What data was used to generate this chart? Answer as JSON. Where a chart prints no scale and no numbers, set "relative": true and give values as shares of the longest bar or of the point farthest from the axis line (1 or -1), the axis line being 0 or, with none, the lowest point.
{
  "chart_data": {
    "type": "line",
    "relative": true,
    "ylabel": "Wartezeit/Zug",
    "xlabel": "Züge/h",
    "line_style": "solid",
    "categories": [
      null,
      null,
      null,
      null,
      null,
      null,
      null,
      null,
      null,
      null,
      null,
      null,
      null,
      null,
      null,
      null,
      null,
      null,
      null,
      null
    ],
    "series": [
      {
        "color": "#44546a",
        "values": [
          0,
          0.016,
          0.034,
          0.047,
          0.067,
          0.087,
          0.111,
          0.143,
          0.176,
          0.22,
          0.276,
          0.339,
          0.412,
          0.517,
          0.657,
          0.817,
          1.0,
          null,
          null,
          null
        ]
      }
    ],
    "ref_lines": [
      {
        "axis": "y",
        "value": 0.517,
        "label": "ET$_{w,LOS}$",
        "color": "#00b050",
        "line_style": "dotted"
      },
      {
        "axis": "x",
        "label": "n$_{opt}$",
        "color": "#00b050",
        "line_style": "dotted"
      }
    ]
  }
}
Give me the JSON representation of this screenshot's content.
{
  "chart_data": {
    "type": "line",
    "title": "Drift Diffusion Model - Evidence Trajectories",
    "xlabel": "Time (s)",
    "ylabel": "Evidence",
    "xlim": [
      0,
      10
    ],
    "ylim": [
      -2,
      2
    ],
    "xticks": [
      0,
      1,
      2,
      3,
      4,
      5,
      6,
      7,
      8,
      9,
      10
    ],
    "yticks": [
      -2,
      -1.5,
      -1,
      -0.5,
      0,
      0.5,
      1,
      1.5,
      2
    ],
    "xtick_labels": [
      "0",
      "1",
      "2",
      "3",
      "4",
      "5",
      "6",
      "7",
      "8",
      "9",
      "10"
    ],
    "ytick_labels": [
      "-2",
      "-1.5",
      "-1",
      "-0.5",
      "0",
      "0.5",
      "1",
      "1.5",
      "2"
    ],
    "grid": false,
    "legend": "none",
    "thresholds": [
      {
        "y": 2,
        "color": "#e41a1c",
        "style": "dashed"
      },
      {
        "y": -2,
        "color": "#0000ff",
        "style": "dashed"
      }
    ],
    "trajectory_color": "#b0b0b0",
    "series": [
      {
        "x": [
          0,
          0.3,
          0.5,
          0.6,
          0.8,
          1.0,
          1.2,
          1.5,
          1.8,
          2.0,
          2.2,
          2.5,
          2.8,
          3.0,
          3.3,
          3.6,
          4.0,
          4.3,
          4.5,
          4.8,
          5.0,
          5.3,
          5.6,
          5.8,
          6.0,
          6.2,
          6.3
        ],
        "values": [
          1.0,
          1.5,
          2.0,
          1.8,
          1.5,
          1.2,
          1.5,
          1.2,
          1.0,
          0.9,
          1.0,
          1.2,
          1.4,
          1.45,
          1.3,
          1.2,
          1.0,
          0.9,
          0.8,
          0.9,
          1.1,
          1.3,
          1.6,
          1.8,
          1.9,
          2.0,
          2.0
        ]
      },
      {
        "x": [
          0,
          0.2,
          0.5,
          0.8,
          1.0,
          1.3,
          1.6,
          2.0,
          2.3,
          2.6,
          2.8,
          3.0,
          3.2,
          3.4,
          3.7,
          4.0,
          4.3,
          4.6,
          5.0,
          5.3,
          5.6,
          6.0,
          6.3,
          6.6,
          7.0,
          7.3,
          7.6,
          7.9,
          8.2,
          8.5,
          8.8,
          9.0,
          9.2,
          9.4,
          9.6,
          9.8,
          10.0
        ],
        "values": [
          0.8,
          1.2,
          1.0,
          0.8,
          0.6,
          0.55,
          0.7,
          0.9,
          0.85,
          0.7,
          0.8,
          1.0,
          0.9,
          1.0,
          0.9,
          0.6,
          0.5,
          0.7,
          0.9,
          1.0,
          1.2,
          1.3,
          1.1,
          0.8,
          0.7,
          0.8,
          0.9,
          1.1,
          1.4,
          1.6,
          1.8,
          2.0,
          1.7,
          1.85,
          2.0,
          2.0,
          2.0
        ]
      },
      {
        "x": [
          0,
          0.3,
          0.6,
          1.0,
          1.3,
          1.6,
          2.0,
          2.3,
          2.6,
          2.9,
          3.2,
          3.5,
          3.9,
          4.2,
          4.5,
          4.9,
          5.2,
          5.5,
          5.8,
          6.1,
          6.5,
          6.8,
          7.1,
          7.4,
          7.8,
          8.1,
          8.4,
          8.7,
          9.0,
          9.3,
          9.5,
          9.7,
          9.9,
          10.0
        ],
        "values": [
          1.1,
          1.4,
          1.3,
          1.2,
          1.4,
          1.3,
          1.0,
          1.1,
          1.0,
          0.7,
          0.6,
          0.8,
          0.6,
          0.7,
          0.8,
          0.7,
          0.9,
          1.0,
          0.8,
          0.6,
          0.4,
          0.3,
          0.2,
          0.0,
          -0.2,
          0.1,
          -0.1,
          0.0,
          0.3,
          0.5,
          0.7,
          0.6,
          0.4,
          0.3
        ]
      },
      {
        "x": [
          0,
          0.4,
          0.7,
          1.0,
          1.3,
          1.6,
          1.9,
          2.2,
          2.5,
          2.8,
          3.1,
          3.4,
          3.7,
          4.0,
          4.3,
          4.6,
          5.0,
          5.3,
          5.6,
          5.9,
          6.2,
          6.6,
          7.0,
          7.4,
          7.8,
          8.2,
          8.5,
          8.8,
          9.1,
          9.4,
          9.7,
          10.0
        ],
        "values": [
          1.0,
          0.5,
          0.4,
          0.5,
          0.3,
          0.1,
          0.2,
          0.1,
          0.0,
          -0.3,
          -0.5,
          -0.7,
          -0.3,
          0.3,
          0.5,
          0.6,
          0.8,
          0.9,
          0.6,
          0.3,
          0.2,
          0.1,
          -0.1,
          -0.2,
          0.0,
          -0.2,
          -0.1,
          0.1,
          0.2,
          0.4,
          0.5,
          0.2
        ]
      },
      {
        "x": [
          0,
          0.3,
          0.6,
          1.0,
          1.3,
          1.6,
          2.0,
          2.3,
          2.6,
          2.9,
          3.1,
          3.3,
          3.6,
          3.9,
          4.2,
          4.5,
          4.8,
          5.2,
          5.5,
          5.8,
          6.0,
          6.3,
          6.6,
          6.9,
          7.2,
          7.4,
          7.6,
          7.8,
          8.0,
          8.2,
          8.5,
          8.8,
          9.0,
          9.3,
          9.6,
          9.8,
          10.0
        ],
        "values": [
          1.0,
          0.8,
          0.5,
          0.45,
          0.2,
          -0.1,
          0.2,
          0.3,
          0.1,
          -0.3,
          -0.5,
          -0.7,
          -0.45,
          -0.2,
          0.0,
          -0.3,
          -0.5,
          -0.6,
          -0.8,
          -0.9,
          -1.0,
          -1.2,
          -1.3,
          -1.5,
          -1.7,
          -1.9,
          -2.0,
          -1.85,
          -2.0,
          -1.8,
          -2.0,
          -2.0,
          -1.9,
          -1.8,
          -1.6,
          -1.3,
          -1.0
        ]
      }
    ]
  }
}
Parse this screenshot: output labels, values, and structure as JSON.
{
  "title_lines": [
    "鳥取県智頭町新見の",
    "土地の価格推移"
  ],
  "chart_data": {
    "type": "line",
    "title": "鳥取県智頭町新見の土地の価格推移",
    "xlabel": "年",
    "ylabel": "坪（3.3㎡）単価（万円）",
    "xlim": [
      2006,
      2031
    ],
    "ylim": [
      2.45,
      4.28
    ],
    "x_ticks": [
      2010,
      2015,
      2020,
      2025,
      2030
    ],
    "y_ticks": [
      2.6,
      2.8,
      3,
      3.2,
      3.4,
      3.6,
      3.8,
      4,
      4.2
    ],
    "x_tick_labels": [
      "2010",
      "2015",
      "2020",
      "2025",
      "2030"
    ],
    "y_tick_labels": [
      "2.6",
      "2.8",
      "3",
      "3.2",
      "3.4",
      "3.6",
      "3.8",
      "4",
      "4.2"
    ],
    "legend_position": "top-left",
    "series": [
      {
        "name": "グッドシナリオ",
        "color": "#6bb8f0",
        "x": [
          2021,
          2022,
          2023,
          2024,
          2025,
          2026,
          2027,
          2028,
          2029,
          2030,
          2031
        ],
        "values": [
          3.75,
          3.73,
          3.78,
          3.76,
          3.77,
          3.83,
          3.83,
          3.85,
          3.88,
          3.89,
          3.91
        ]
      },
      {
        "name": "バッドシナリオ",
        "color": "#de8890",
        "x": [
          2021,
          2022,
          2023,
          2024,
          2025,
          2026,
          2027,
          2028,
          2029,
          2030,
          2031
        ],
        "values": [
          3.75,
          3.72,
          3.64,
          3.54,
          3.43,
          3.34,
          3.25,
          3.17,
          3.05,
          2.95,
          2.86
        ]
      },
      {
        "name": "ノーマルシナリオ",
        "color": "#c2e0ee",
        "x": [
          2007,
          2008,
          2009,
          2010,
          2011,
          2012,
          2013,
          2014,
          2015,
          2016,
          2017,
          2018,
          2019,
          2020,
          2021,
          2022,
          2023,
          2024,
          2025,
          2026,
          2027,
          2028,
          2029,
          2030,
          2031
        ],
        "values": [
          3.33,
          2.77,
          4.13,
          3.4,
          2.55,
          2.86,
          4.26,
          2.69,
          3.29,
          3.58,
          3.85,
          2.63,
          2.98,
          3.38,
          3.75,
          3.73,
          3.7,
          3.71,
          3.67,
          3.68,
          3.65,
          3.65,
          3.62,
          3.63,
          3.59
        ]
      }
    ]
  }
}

###

[Exercise goal]:
Check each line above for the string "screenshot", then copy the ones that have it.

[Output for this task]:
Give me the JSON representation of this screenshot's content.
Parse this screenshot: output labels, values, and structure as JSON.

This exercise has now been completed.